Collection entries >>

━━━━━━━━━━━━━━━━━━━━━━━━━━━━━━

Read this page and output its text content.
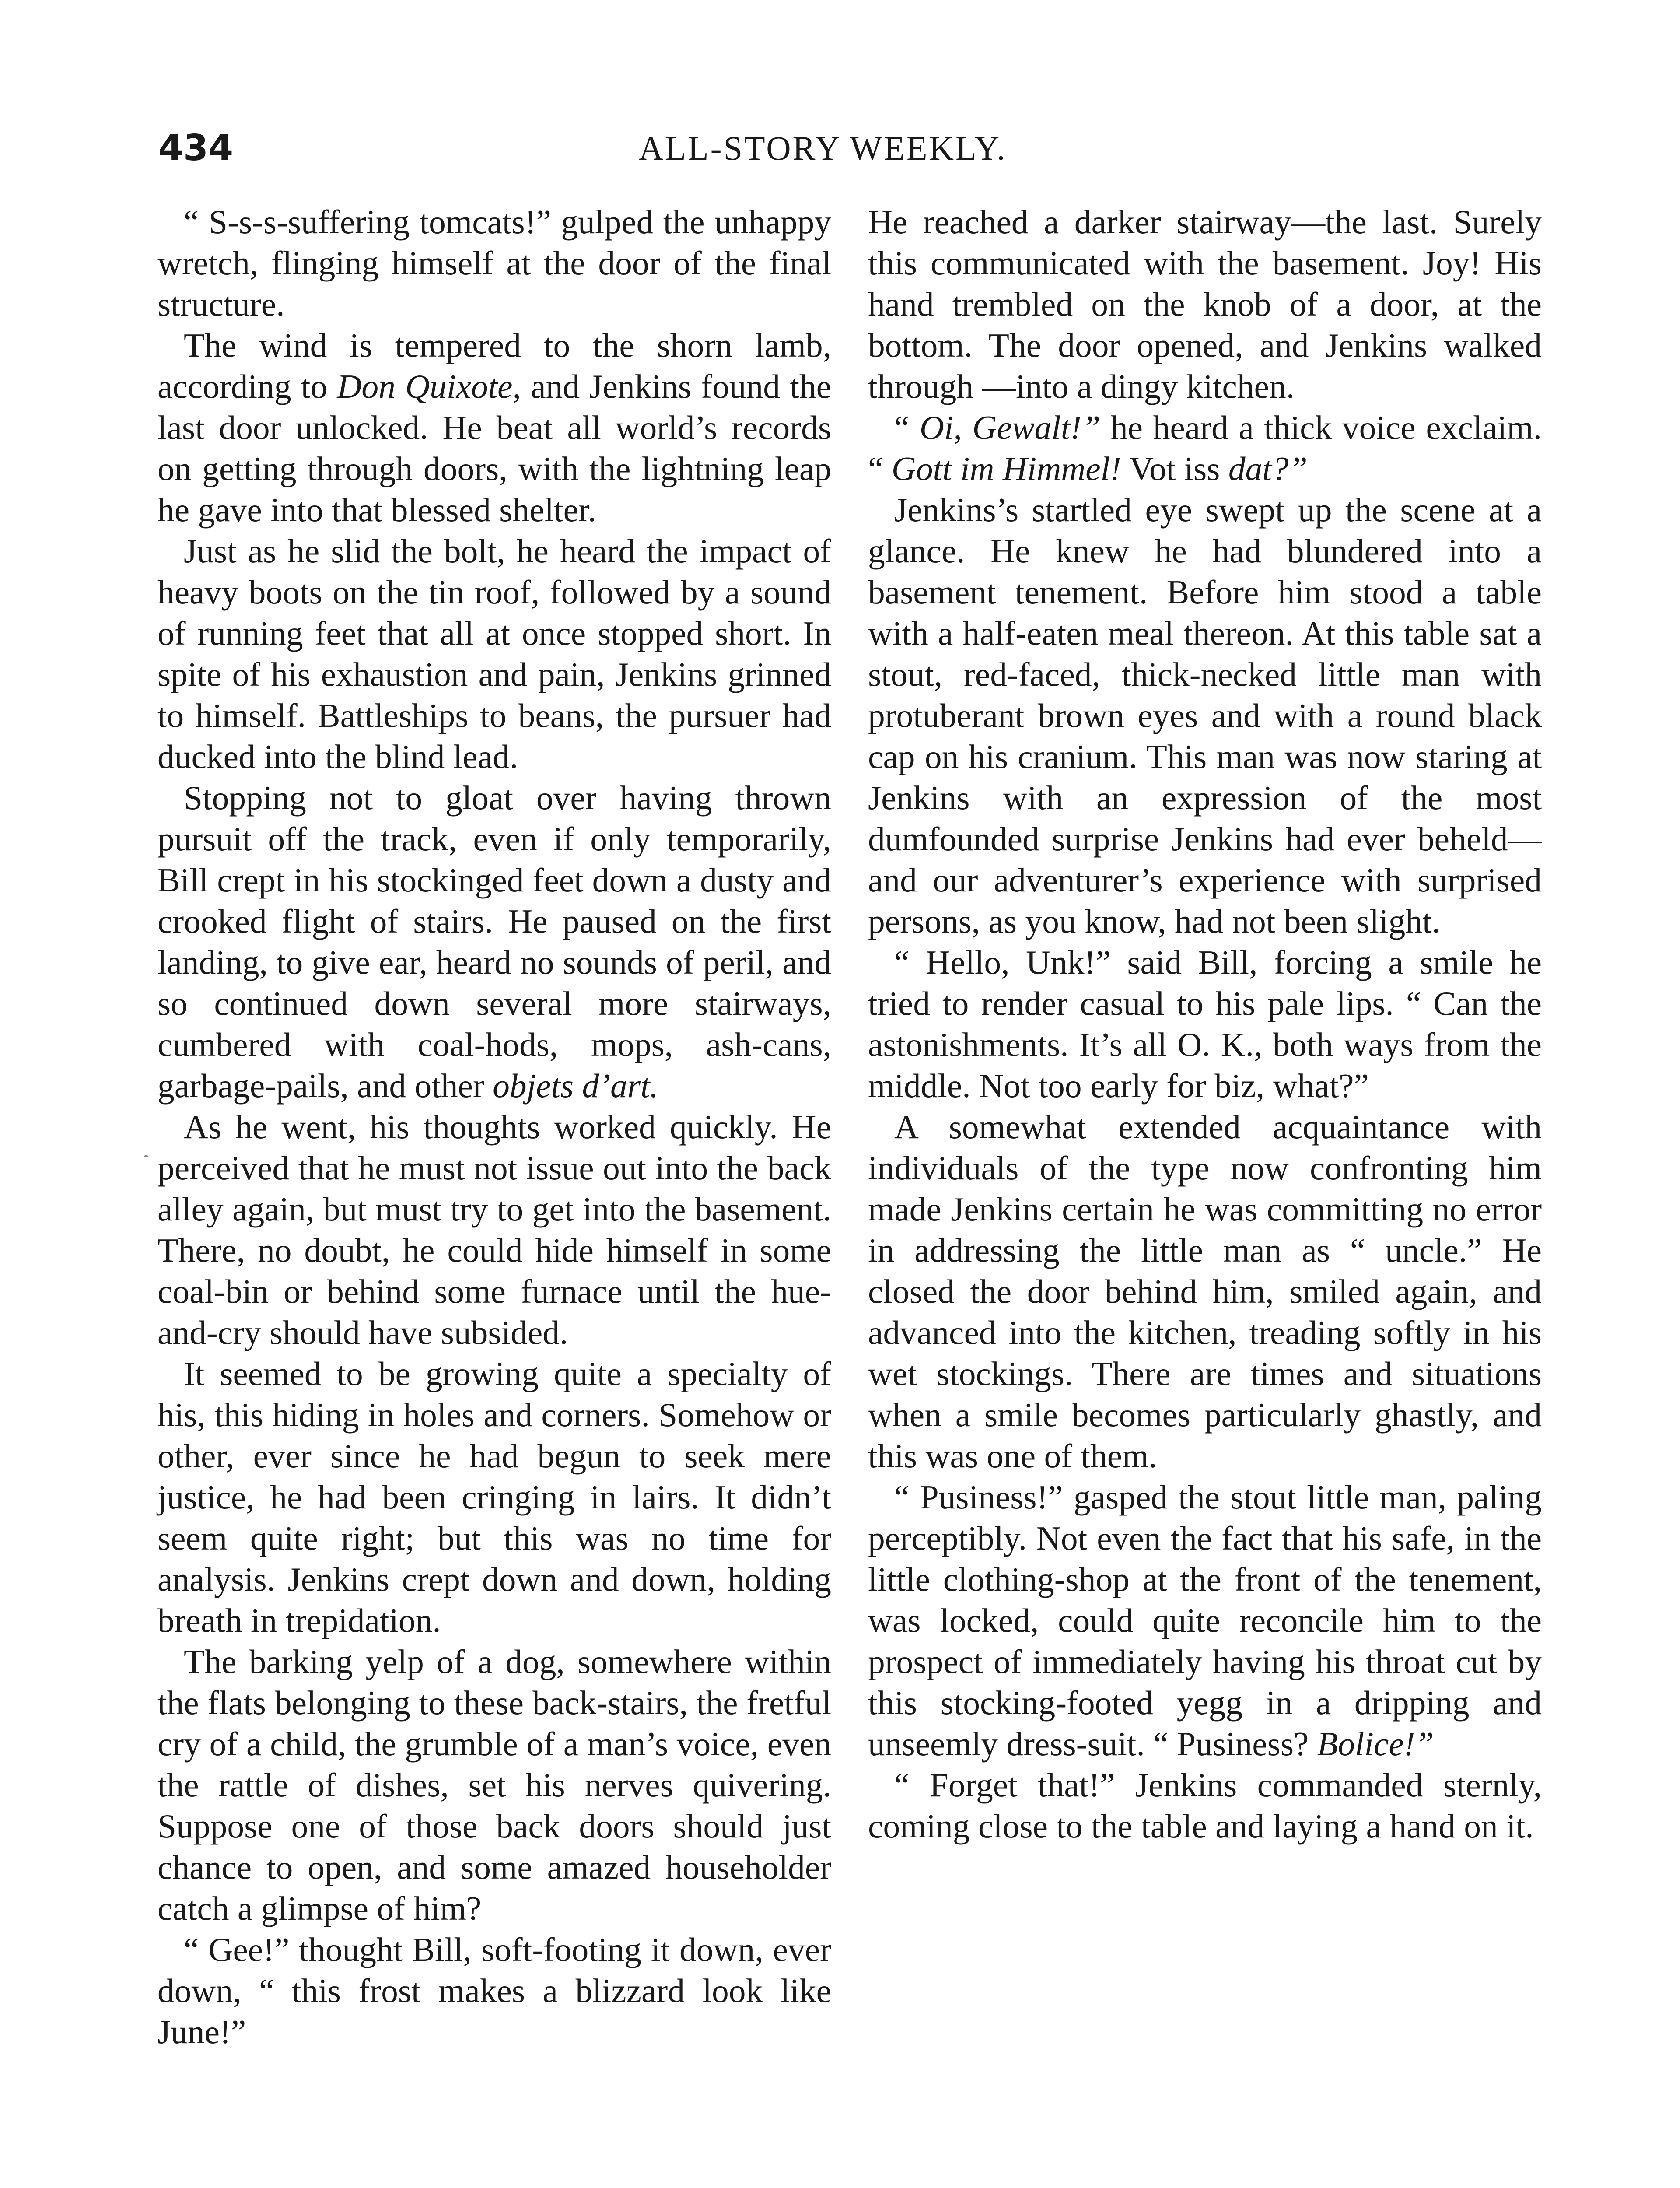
434	ALL-STORY WEEKLY.

“ S-s-s-suffering tomcats!” gulped the unhappy wretch, flinging himself at the door of the final structure.

The wind is tempered to the shorn lamb, according to Don Quixote, and Jenkins found the last door unlocked. He beat all world’s records on getting through doors, with the lightning leap he gave into that blessed shelter.

Just as he slid the bolt, he heard the impact of heavy boots on the tin roof, followed by a sound of running feet that all at once stopped short. In spite of his exhaustion and pain, Jenkins grinned to himself. Battleships to beans, the pursuer had ducked into the blind lead.

Stopping not to gloat over having thrown pursuit off the track, even if only temporarily, Bill crept in his stockinged feet down a dusty and crooked flight of stairs. He paused on the first landing, to give ear, heard no sounds of peril, and so continued down several more stairways, cumbered with coal-hods, mops, ash-cans, garbage-pails, and other objets d’art.

As he went, his thoughts worked quickly. He perceived that he must not issue out into the back alley again, but must try to get into the basement. There, no doubt, he could hide himself in some coal-bin or behind some furnace until the hue-and-cry should have subsided.

It seemed to be growing quite a specialty of his, this hiding in holes and corners. Somehow or other, ever since he had begun to seek mere justice, he had been cringing in lairs. It didn’t seem quite right; but this was no time for analysis. Jenkins crept down and down, holding breath in trepidation.

The barking yelp of a dog, somewhere within the flats belonging to these back-stairs, the fretful cry of a child, the grumble of a man’s voice, even the rattle of dishes, set his nerves quivering. Suppose one of those back doors should just chance to open, and some amazed householder catch a glimpse of him?

“ Gee!” thought Bill, soft-footing it down, ever down, “ this frost makes a blizzard look like June!”

He reached a darker stairway—the last. Surely this communicated with the basement. Joy! His hand trembled on the knob of a door, at the bottom. The door opened, and Jenkins walked through —into a dingy kitchen.

“ Oi, Gewalt!” he heard a thick voice exclaim. “ Gott im Himmel! Vot iss dat?”

Jenkins’s startled eye swept up the scene at a glance. He knew he had blundered into a basement tenement. Before him stood a table with a half-eaten meal thereon. At this table sat a stout, red-faced, thick-necked little man with protuberant brown eyes and with a round black cap on his cranium. This man was now staring at Jenkins with an expression of the most dumfounded surprise Jenkins had ever beheld—and our adventurer’s experience with surprised persons, as you know, had not been slight.

“ Hello, Unk!” said Bill, forcing a smile he tried to render casual to his pale lips. “ Can the astonishments. It’s all O. K., both ways from the middle. Not too early for biz, what?”

A somewhat extended acquaintance with individuals of the type now confronting him made Jenkins certain he was committing no error in addressing the little man as “ uncle.” He closed the door behind him, smiled again, and advanced into the kitchen, treading softly in his wet stockings. There are times and situations when a smile becomes particularly ghastly, and this was one of them.

“ Pusiness!” gasped the stout little man, paling perceptibly. Not even the fact that his safe, in the little clothing-shop at the front of the tenement, was locked, could quite reconcile him to the prospect of immediately having his throat cut by this stocking-footed yegg in a dripping and unseemly dress-suit. “ Pusiness? Bolice!”

“ Forget that!” Jenkins commanded sternly, coming close to the table and laying a hand on it.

━━━━━━━━━━━━━━━━━━━━━━━━━━━━━━

EXERCISE OBJECTIVE >> Write out all the entries word for word, but skip any images.

ANSWER FOR THE TASK >>
Read this page and output its text content.
434	ALL-STORY WEEKLY.

“ S-s-s-suffering tomcats!” gulped the unhappy wretch, flinging himself at the door of the final structure.

The wind is tempered to the shorn lamb, according to Don Quixote, and Jenkins found the last door unlocked. He beat all world’s records on getting through doors, with the lightning leap he gave into that blessed shelter.

Just as he slid the bolt, he heard the impact of heavy boots on the tin roof, followed by a sound of running feet that all at once stopped short. In spite of his exhaustion and pain, Jenkins grinned to himself. Battleships to beans, the pursuer had ducked into the blind lead.

Stopping not to gloat over having thrown pursuit off the track, even if only temporarily, Bill crept in his stockinged feet down a dusty and crooked flight of stairs. He paused on the first landing, to give ear, heard no sounds of peril, and so continued down several more stairways, cumbered with coal-hods, mops, ash-cans, garbage-pails, and other objets d’art.

As he went, his thoughts worked quickly. He perceived that he must not issue out into the back alley again, but must try to get into the basement. There, no doubt, he could hide himself in some coal-bin or behind some furnace until the hue-and-cry should have subsided.

It seemed to be growing quite a specialty of his, this hiding in holes and corners. Somehow or other, ever since he had begun to seek mere justice, he had been cringing in lairs. It didn’t seem quite right; but this was no time for analysis. Jenkins crept down and down, holding breath in trepidation.

The barking yelp of a dog, somewhere within the flats belonging to these back-stairs, the fretful cry of a child, the grumble of a man’s voice, even the rattle of dishes, set his nerves quivering. Suppose one of those back doors should just chance to open, and some amazed householder catch a glimpse of him?

“ Gee!” thought Bill, soft-footing it down, ever down, “ this frost makes a blizzard look like June!”

He reached a darker stairway—the last. Surely this communicated with the basement. Joy! His hand trembled on the knob of a door, at the bottom. The door opened, and Jenkins walked through —into a dingy kitchen.

“ Oi, Gewalt!” he heard a thick voice exclaim. “ Gott im Himmel! Vot iss dat?”

Jenkins’s startled eye swept up the scene at a glance. He knew he had blundered into a basement tenement. Before him stood a table with a half-eaten meal thereon. At this table sat a stout, red-faced, thick-necked little man with protuberant brown eyes and with a round black cap on his cranium. This man was now staring at Jenkins with an expression of the most dumfounded surprise Jenkins had ever beheld—and our adventurer’s experience with surprised persons, as you know, had not been slight.

“ Hello, Unk!” said Bill, forcing a smile he tried to render casual to his pale lips. “ Can the astonishments. It’s all O. K., both ways from the middle. Not too early for biz, what?”

A somewhat extended acquaintance with individuals of the type now confronting him made Jenkins certain he was committing no error in addressing the little man as “ uncle.” He closed the door behind him, smiled again, and advanced into the kitchen, treading softly in his wet stockings. There are times and situations when a smile becomes particularly ghastly, and this was one of them.

“ Pusiness!” gasped the stout little man, paling perceptibly. Not even the fact that his safe, in the little clothing-shop at the front of the tenement, was locked, could quite reconcile him to the prospect of immediately having his throat cut by this stocking-footed yegg in a dripping and unseemly dress-suit. “ Pusiness? Bolice!”

“ Forget that!” Jenkins commanded sternly, coming close to the table and laying a hand on it.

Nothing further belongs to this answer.